*Instructions to follow*. Collect each line holding the string "Seite".

Stored data
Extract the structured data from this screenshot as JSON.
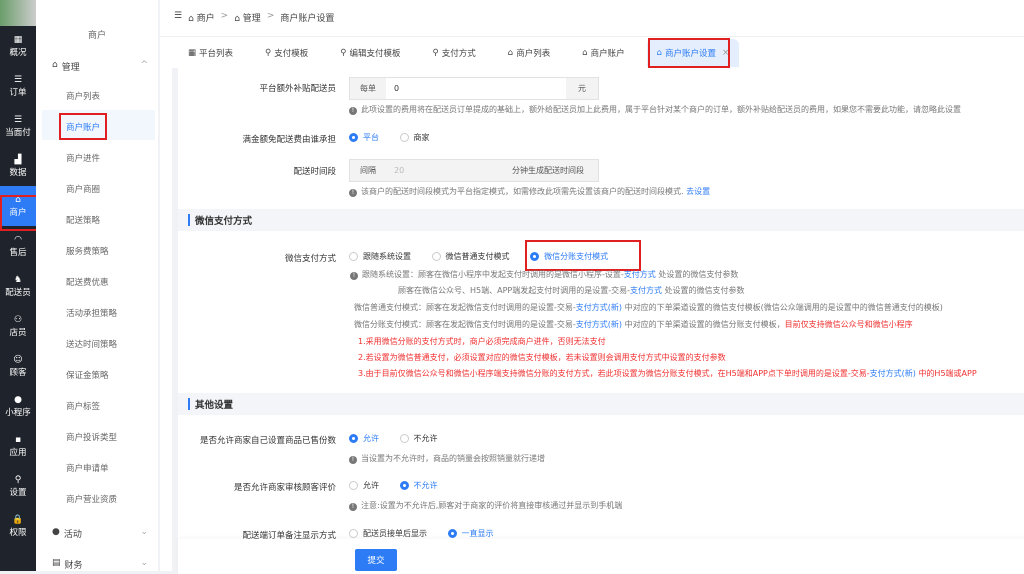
{
  "rail": [
    {
      "icon": "grid",
      "label": "概况"
    },
    {
      "icon": "list",
      "label": "订单"
    },
    {
      "icon": "list",
      "label": "当面付"
    },
    {
      "icon": "bar-chart",
      "label": "数据"
    },
    {
      "icon": "store",
      "label": "商户"
    },
    {
      "icon": "headset",
      "label": "售后"
    },
    {
      "icon": "rider",
      "label": "配送员"
    },
    {
      "icon": "users",
      "label": "店员"
    },
    {
      "icon": "customer",
      "label": "顾客"
    },
    {
      "icon": "wechat",
      "label": "小程序"
    },
    {
      "icon": "apps",
      "label": "应用"
    },
    {
      "icon": "user-gear",
      "label": "设置"
    },
    {
      "icon": "lock",
      "label": "权限"
    }
  ],
  "sub": {
    "title": "商户",
    "group": "管理",
    "items": [
      "商户列表",
      "商户账户",
      "商户进件",
      "商户商圈",
      "配送策略",
      "服务费策略",
      "配送费优惠",
      "活动承担策略",
      "送达时间策略",
      "保证金策略",
      "商户标签",
      "商户投诉类型",
      "商户申请单",
      "商户营业资质"
    ],
    "groups_collapsed": [
      "活动",
      "财务"
    ]
  },
  "breadcrumb": [
    "商户",
    "管理",
    "商户账户设置"
  ],
  "tabs": [
    "平台列表",
    "支付模板",
    "编辑支付模板",
    "支付方式",
    "商户列表",
    "商户账户",
    "商户账户设置"
  ],
  "form": {
    "subsidy": {
      "label": "平台额外补贴配送员",
      "prefix": "每单",
      "value": "0",
      "suffix": "元",
      "note": "此项设置的费用将在配送员订单提成的基础上，额外给配送员加上此费用，属于平台针对某个商户的订单，额外补贴给配送员的费用，如果您不需要此功能，请忽略此设置"
    },
    "free_bearer": {
      "label": "满金额免配送费由谁承担",
      "options": [
        "平台",
        "商家"
      ],
      "selected": "平台"
    },
    "period": {
      "label": "配送时间段",
      "prefix": "间隔",
      "value": "20",
      "suffix": "分钟生成配送时间段",
      "note": "该商户的配送时间段模式为平台指定模式，如需修改此项需先设置该商户的配送时间段模式.",
      "link": "去设置"
    }
  },
  "wechat": {
    "section": "微信支付方式",
    "label": "微信支付方式",
    "options": [
      "跟随系统设置",
      "微信普通支付模式",
      "微信分账支付模式"
    ],
    "selected": "微信分账支付模式",
    "help": [
      {
        "pre": "跟随系统设置：顾客在微信小程序中发起支付时调用的是微信小程序-设置-",
        "link": "支付方式",
        "post": "处设置的微信支付参数"
      },
      {
        "pre": "顾客在微信公众号、H5端、APP端发起支付时调用的是设置-交易-",
        "link": "支付方式",
        "post": "处设置的微信支付参数"
      },
      {
        "pre": "微信普通支付模式：顾客在发起微信支付时调用的是设置-交易-",
        "link": "支付方式(新)",
        "post": "中对应的下单渠道设置的微信支付模板(微信公众端调用的是设置中的微信普通支付的模板)"
      },
      {
        "pre": "微信分账支付模式：顾客在发起微信支付时调用的是设置-交易-",
        "link": "支付方式(新)",
        "post": "中对应的下单渠道设置的微信分账支付模板，",
        "red": "目前仅支持微信公众号和微信小程序"
      }
    ],
    "warnings": [
      "1.采用微信分账的支付方式时，商户必须完成商户进件，否则无法支付",
      "2.若设置为微信普通支付，必须设置对应的微信支付模板，若未设置则会调用支付方式中设置的支付参数"
    ],
    "warning3": {
      "pre": "3.由于目前仅微信公众号和微信小程序端支持微信分账的支付方式，若此项设置为微信分账支付模式，在H5端和APP点下单时调用的是设置-交易-",
      "link": "支付方式(新)",
      "post": "中的H5端或APP"
    }
  },
  "other": {
    "section": "其他设置",
    "sold": {
      "label": "是否允许商家自己设置商品已售份数",
      "options": [
        "允许",
        "不允许"
      ],
      "selected": "允许",
      "note": "当设置为不允许时，商品的销量会按照销量就行递增"
    },
    "review": {
      "label": "是否允许商家审核顾客评价",
      "options": [
        "允许",
        "不允许"
      ],
      "selected": "不允许",
      "note": "注意:设置为不允许后,顾客对于商家的评价将直接审核通过并显示到手机端"
    },
    "remark": {
      "label": "配送端订单备注显示方式",
      "options": [
        "配送员接单后显示",
        "一直显示"
      ],
      "selected": "一直显示"
    }
  },
  "submit": "提交",
  "colors": {
    "accent": "#2d7cf6",
    "rail": "#1f232b",
    "warning": "#f03030",
    "highlight": "#e02020"
  }
}
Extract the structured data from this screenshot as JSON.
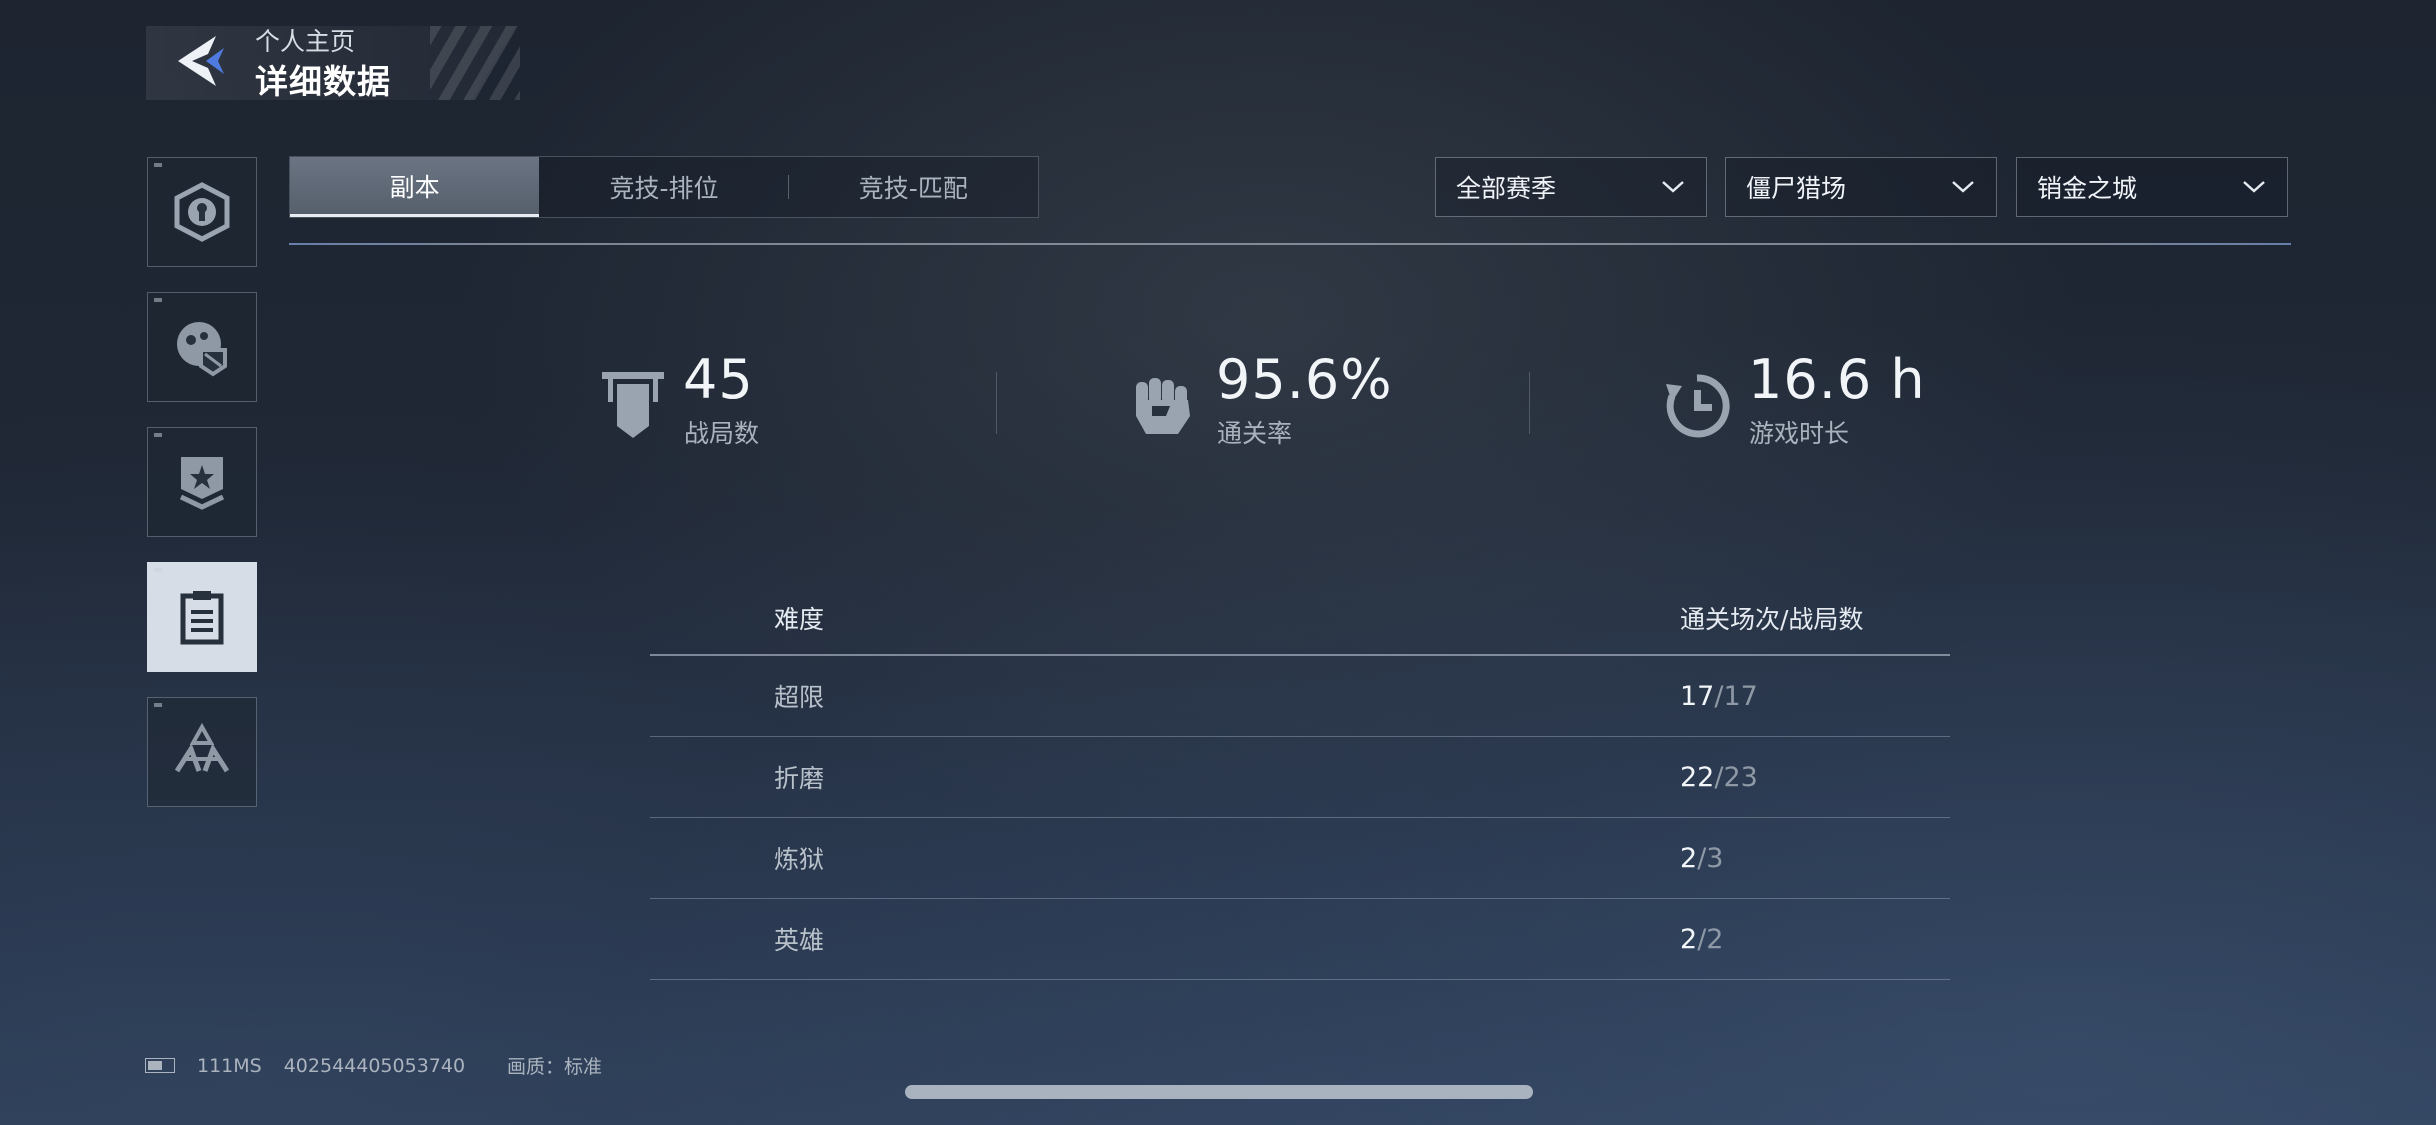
{
  "header": {
    "subtitle": "个人主页",
    "title": "详细数据"
  },
  "sidebar": {
    "items": [
      {
        "icon": "keyhole-badge-icon",
        "active": false
      },
      {
        "icon": "skull-shield-icon",
        "active": false
      },
      {
        "icon": "star-rank-icon",
        "active": false
      },
      {
        "icon": "clipboard-icon",
        "active": true
      },
      {
        "icon": "emblem-logo-icon",
        "active": false
      }
    ]
  },
  "tabs": [
    {
      "label": "副本",
      "active": true
    },
    {
      "label": "竞技-排位",
      "active": false
    },
    {
      "label": "竞技-匹配",
      "active": false
    }
  ],
  "filters": {
    "season": "全部赛季",
    "mode": "僵尸猎场",
    "map": "销金之城"
  },
  "stats": [
    {
      "icon": "banner-icon",
      "value": "45",
      "label": "战局数"
    },
    {
      "icon": "fist-icon",
      "value": "95.6%",
      "label": "通关率"
    },
    {
      "icon": "clock-icon",
      "value": "16.6 h",
      "label": "游戏时长"
    }
  ],
  "table": {
    "headers": {
      "difficulty": "难度",
      "ratio": "通关场次/战局数"
    },
    "rows": [
      {
        "difficulty": "超限",
        "cleared": "17",
        "total": "/17"
      },
      {
        "difficulty": "折磨",
        "cleared": "22",
        "total": "/23"
      },
      {
        "difficulty": "炼狱",
        "cleared": "2",
        "total": "/3"
      },
      {
        "difficulty": "英雄",
        "cleared": "2",
        "total": "/2"
      }
    ]
  },
  "footer": {
    "ping": "111MS",
    "uid": "402544405053740",
    "quality": "画质：标准"
  },
  "colors": {
    "accent": "#4f7be0",
    "active_tab": "#5f6a78",
    "active_side": "#d7dde6"
  }
}
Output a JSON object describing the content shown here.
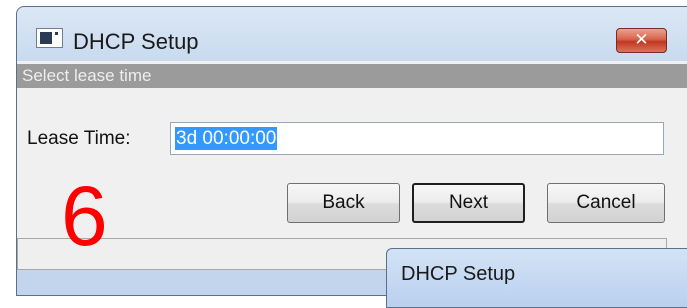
{
  "main_dialog": {
    "title": "DHCP Setup",
    "close_symbol": "✕",
    "section_header": "Select lease time",
    "lease_time": {
      "label": "Lease Time:",
      "value": "3d 00:00:00"
    },
    "buttons": {
      "back": "Back",
      "next": "Next",
      "cancel": "Cancel"
    },
    "step_number": "6",
    "status_text": ""
  },
  "second_dialog": {
    "title": "DHCP Setup"
  },
  "icons": {
    "app": "window-app-icon",
    "close": "close-icon"
  },
  "colors": {
    "selection": "#3399ff",
    "step_number": "#ff0000",
    "section_header": "#9b9b9b",
    "close_button": "#c1371f"
  }
}
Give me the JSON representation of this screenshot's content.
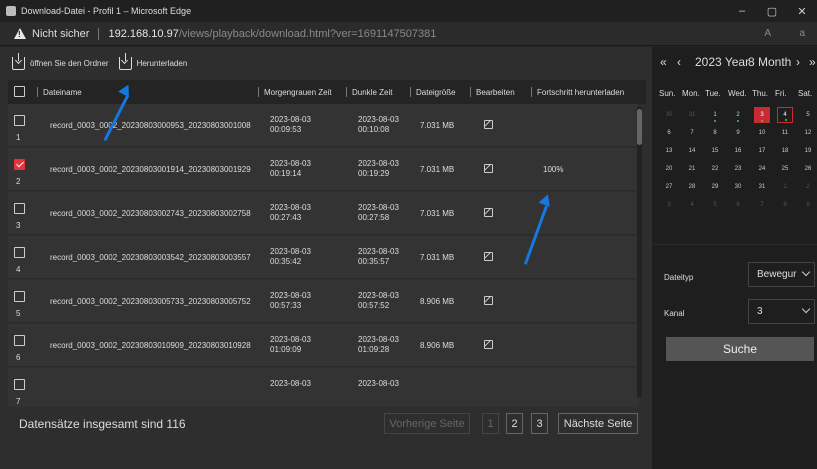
{
  "window": {
    "title": "Download-Datei - Profil 1 – Microsoft Edge",
    "minimize": "–",
    "restore": "▢",
    "close": "✕"
  },
  "address": {
    "warning": "Nicht sicher",
    "host": "192.168.10.97",
    "path": "/views/playback/download.html?ver=1691147507381",
    "read_aloud": "A",
    "translate": "a"
  },
  "toolbar": {
    "open_folder": "öffnen Sie den Ordner",
    "download": "Herunterladen"
  },
  "table": {
    "headers": [
      "Dateiname",
      "Morgengrauen Zeit",
      "Dunkle Zeit",
      "Dateigröße",
      "Bearbeiten",
      "Fortschritt herunterladen"
    ],
    "rows": [
      {
        "index": "1",
        "checked": false,
        "name": "record_0003_0002_20230803000953_20230803001008",
        "start_date": "2023-08-03",
        "start_time": "00:09:53",
        "end_date": "2023-08-03",
        "end_time": "00:10:08",
        "size": "7.031 MB",
        "progress": ""
      },
      {
        "index": "2",
        "checked": true,
        "name": "record_0003_0002_20230803001914_20230803001929",
        "start_date": "2023-08-03",
        "start_time": "00:19:14",
        "end_date": "2023-08-03",
        "end_time": "00:19:29",
        "size": "7.031 MB",
        "progress": "100%"
      },
      {
        "index": "3",
        "checked": false,
        "name": "record_0003_0002_20230803002743_20230803002758",
        "start_date": "2023-08-03",
        "start_time": "00:27:43",
        "end_date": "2023-08-03",
        "end_time": "00:27:58",
        "size": "7.031 MB",
        "progress": ""
      },
      {
        "index": "4",
        "checked": false,
        "name": "record_0003_0002_20230803003542_20230803003557",
        "start_date": "2023-08-03",
        "start_time": "00:35:42",
        "end_date": "2023-08-03",
        "end_time": "00:35:57",
        "size": "7.031 MB",
        "progress": ""
      },
      {
        "index": "5",
        "checked": false,
        "name": "record_0003_0002_20230803005733_20230803005752",
        "start_date": "2023-08-03",
        "start_time": "00:57:33",
        "end_date": "2023-08-03",
        "end_time": "00:57:52",
        "size": "8.906 MB",
        "progress": ""
      },
      {
        "index": "6",
        "checked": false,
        "name": "record_0003_0002_20230803010909_20230803010928",
        "start_date": "2023-08-03",
        "start_time": "01:09:09",
        "end_date": "2023-08-03",
        "end_time": "01:09:28",
        "size": "8.906 MB",
        "progress": ""
      },
      {
        "index": "7",
        "checked": false,
        "name": "",
        "start_date": "2023-08-03",
        "start_time": "",
        "end_date": "2023-08-03",
        "end_time": "",
        "size": "",
        "progress": ""
      }
    ]
  },
  "footer": {
    "total": "Datensätze insgesamt sind 116",
    "prev": "Vorherige Seite",
    "pages": [
      "1",
      "2",
      "3"
    ],
    "current_page": "2",
    "next": "Nächste Seite"
  },
  "calendar": {
    "year": "2023 Year",
    "month": "8 Month",
    "nav": {
      "prev_year": "«",
      "prev_month": "‹",
      "next_month": "›",
      "next_year": "»"
    },
    "weekdays": [
      "Sun.",
      "Mon.",
      "Tue.",
      "Wed.",
      "Thu.",
      "Fri.",
      "Sat."
    ],
    "weeks": [
      [
        {
          "d": "30",
          "m": true
        },
        {
          "d": "31",
          "m": true
        },
        {
          "d": "1",
          "dot": true
        },
        {
          "d": "2",
          "dot": true
        },
        {
          "d": "3",
          "rec": true,
          "dot": true
        },
        {
          "d": "4",
          "recout": true,
          "dot": true
        },
        {
          "d": "5"
        }
      ],
      [
        {
          "d": "6"
        },
        {
          "d": "7"
        },
        {
          "d": "8"
        },
        {
          "d": "9"
        },
        {
          "d": "10"
        },
        {
          "d": "11"
        },
        {
          "d": "12"
        }
      ],
      [
        {
          "d": "13"
        },
        {
          "d": "14"
        },
        {
          "d": "15"
        },
        {
          "d": "16"
        },
        {
          "d": "17"
        },
        {
          "d": "18"
        },
        {
          "d": "19"
        }
      ],
      [
        {
          "d": "20"
        },
        {
          "d": "21"
        },
        {
          "d": "22"
        },
        {
          "d": "23"
        },
        {
          "d": "24"
        },
        {
          "d": "25"
        },
        {
          "d": "26"
        }
      ],
      [
        {
          "d": "27"
        },
        {
          "d": "28"
        },
        {
          "d": "29"
        },
        {
          "d": "30"
        },
        {
          "d": "31"
        },
        {
          "d": "1",
          "m": true
        },
        {
          "d": "2",
          "m": true
        }
      ],
      [
        {
          "d": "3",
          "m": true
        },
        {
          "d": "4",
          "m": true
        },
        {
          "d": "5",
          "m": true
        },
        {
          "d": "6",
          "m": true
        },
        {
          "d": "7",
          "m": true
        },
        {
          "d": "8",
          "m": true
        },
        {
          "d": "9",
          "m": true
        }
      ]
    ]
  },
  "filters": {
    "filetype_label": "Dateityp",
    "filetype_value": "Bewegur",
    "channel_label": "Kanal",
    "channel_value": "3",
    "search": "Suche"
  },
  "colors": {
    "accent_red": "#c62b33",
    "annotation_blue": "#1677e0",
    "record_dot": "#3cd43c"
  }
}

*Completed task*.
    "prev": "Vorherige Seite",
    "next": "Nächste Seite"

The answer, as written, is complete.